> _Short exercise_: Return only the number of lines holding the word "determining".

[Collection entries]
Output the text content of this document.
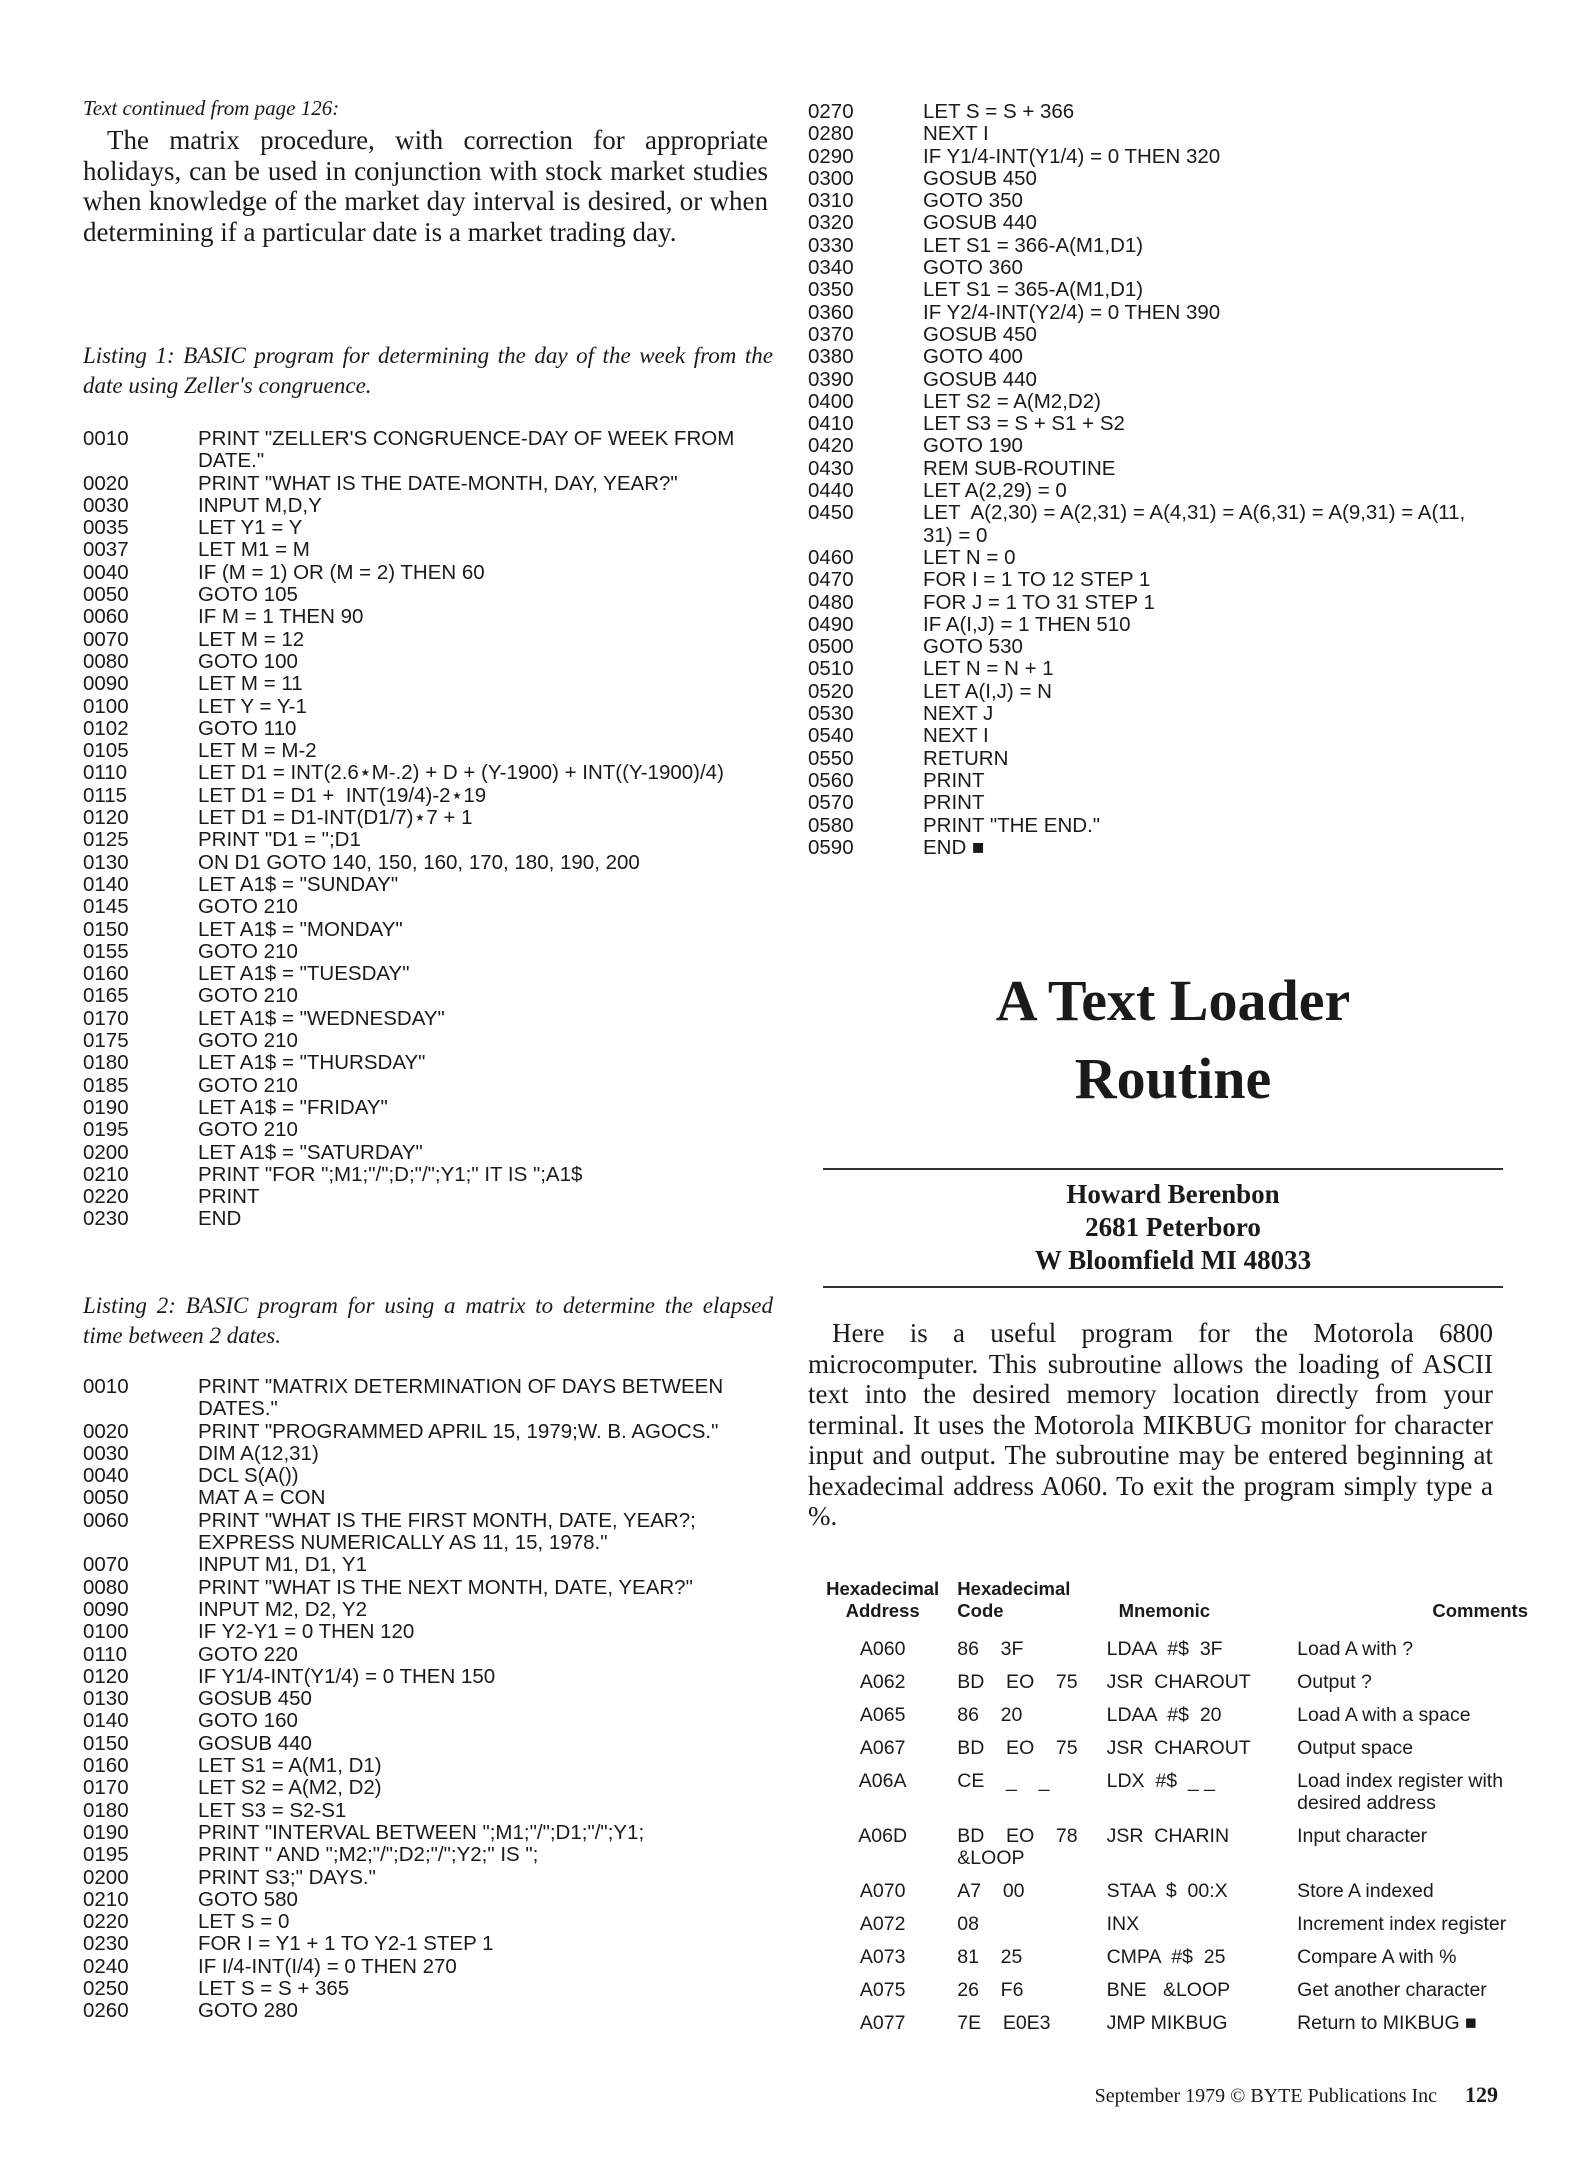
Text continued from page 126:

The matrix procedure, with correction for appropriate holidays, can be used in conjunction with stock market studies when knowledge of the market day interval is desired, or when determining if a particular date is a market trading day.

Listing 1: BASIC program for determining the day of the week from the date using Zeller's congruence.

0010	PRINT "ZELLER'S CONGRUENCE-DAY OF WEEK FROM DATE."
0020	PRINT "WHAT IS THE DATE-MONTH, DAY, YEAR?"
0030	INPUT M,D,Y
0035	LET Y1 = Y
0037	LET M1 = M
0040	IF (M = 1) OR (M = 2) THEN 60
0050	GOTO 105
0060	IF M = 1 THEN 90
0070	LET M = 12
0080	GOTO 100
0090	LET M = 11
0100	LET Y = Y-1
0102	GOTO 110
0105	LET M = M-2
0110	LET D1 = INT(2.6⋆M-.2) + D + (Y-1900) + INT((Y-1900)/4)
0115	LET D1 = D1 +  INT(19/4)-2⋆19
0120	LET D1 = D1-INT(D1/7)⋆7 + 1
0125	PRINT "D1 = ";D1
0130	ON D1 GOTO 140, 150, 160, 170, 180, 190, 200
0140	LET A1$ = "SUNDAY"
0145	GOTO 210
0150	LET A1$ = "MONDAY"
0155	GOTO 210
0160	LET A1$ = "TUESDAY"
0165	GOTO 210
0170	LET A1$ = "WEDNESDAY"
0175	GOTO 210
0180	LET A1$ = "THURSDAY"
0185	GOTO 210
0190	LET A1$ = "FRIDAY"
0195	GOTO 210
0200	LET A1$ = "SATURDAY"
0210	PRINT "FOR ";M1;"/";D;"/";Y1;" IT IS ";A1$
0220	PRINT
0230	END

Listing 2: BASIC program for using a matrix to determine the elapsed time between 2 dates.

0010	PRINT "MATRIX DETERMINATION OF DAYS BETWEEN DATES."
0020	PRINT "PROGRAMMED APRIL 15, 1979;W. B. AGOCS."
0030	DIM A(12,31)
0040	DCL S(A())
0050	MAT A = CON
0060	PRINT "WHAT IS THE FIRST MONTH, DATE, YEAR?; EXPRESS NUMERICALLY AS 11, 15, 1978."
0070	INPUT M1, D1, Y1
0080	PRINT "WHAT IS THE NEXT MONTH, DATE, YEAR?"
0090	INPUT M2, D2, Y2
0100	IF Y2-Y1 = 0 THEN 120
0110	GOTO 220
0120	IF Y1/4-INT(Y1/4) = 0 THEN 150
0130	GOSUB 450
0140	GOTO 160
0150	GOSUB 440
0160	LET S1 = A(M1, D1)
0170	LET S2 = A(M2, D2)
0180	LET S3 = S2-S1
0190	PRINT "INTERVAL BETWEEN ";M1;"/";D1;"/";Y1;
0195	PRINT " AND ";M2;"/";D2;"/";Y2;" IS ";
0200	PRINT S3;" DAYS."
0210	GOTO 580
0220	LET S = 0
0230	FOR I = Y1 + 1 TO Y2-1 STEP 1
0240	IF I/4-INT(I/4) = 0 THEN 270
0250	LET S = S + 365
0260	GOTO 280
0270	LET S = S + 366
0280	NEXT I
0290	IF Y1/4-INT(Y1/4) = 0 THEN 320
0300	GOSUB 450
0310	GOTO 350
0320	GOSUB 440
0330	LET S1 = 366-A(M1,D1)
0340	GOTO 360
0350	LET S1 = 365-A(M1,D1)
0360	IF Y2/4-INT(Y2/4) = 0 THEN 390
0370	GOSUB 450
0380	GOTO 400
0390	GOSUB 440
0400	LET S2 = A(M2,D2)
0410	LET S3 = S + S1 + S2
0420	GOTO 190
0430	REM SUB-ROUTINE
0440	LET A(2,29) = 0
0450	LET  A(2,30) = A(2,31) = A(4,31) = A(6,31) = A(9,31) = A(11, 31) = 0
0460	LET N = 0
0470	FOR I = 1 TO 12 STEP 1
0480	FOR J = 1 TO 31 STEP 1
0490	IF A(I,J) = 1 THEN 510
0500	GOTO 530
0510	LET N = N + 1
0520	LET A(I,J) = N
0530	NEXT J
0540	NEXT I
0550	RETURN
0560	PRINT
0570	PRINT
0580	PRINT "THE END."
0590	END ■
A Text Loader
Routine
Howard Berenbon
2681 Peterboro
W Bloomfield MI 48033

Here is a useful program for the Motorola 6800 microcomputer. This subroutine allows the loading of ASCII text into the desired memory location directly from your terminal. It uses the Motorola MIKBUG monitor for character input and output. The subroutine may be entered beginning at hexadecimal address A060. To exit the program simply type a %.

Hexadecimal Address	Hexadecimal Code	Mnemonic	Comments
A060	86    3F	LDAA  #$  3F	Load A with ?
A062	BD    EO    75	JSR  CHAROUT	Output ?
A065	86    20	LDAA  #$  20	Load A with a space
A067	BD    EO    75	JSR  CHAROUT	Output space
A06A	CE    _    _	LDX  #$  _ _	Load index register with desired address
A06D	BD    EO    78 &LOOP	JSR  CHARIN	Input character
A070	A7    00	STAA  $  00:X	Store A indexed
A072	08	INX	Increment index register
A073	81    25	CMPA  #$  25	Compare A with %
A075	26    F6	BNE   &LOOP	Get another character
A077	7E    E0E3	JMP MIKBUG	Return to MIKBUG ■
September 1979 © BYTE Publications Inc 129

> _The response_: 2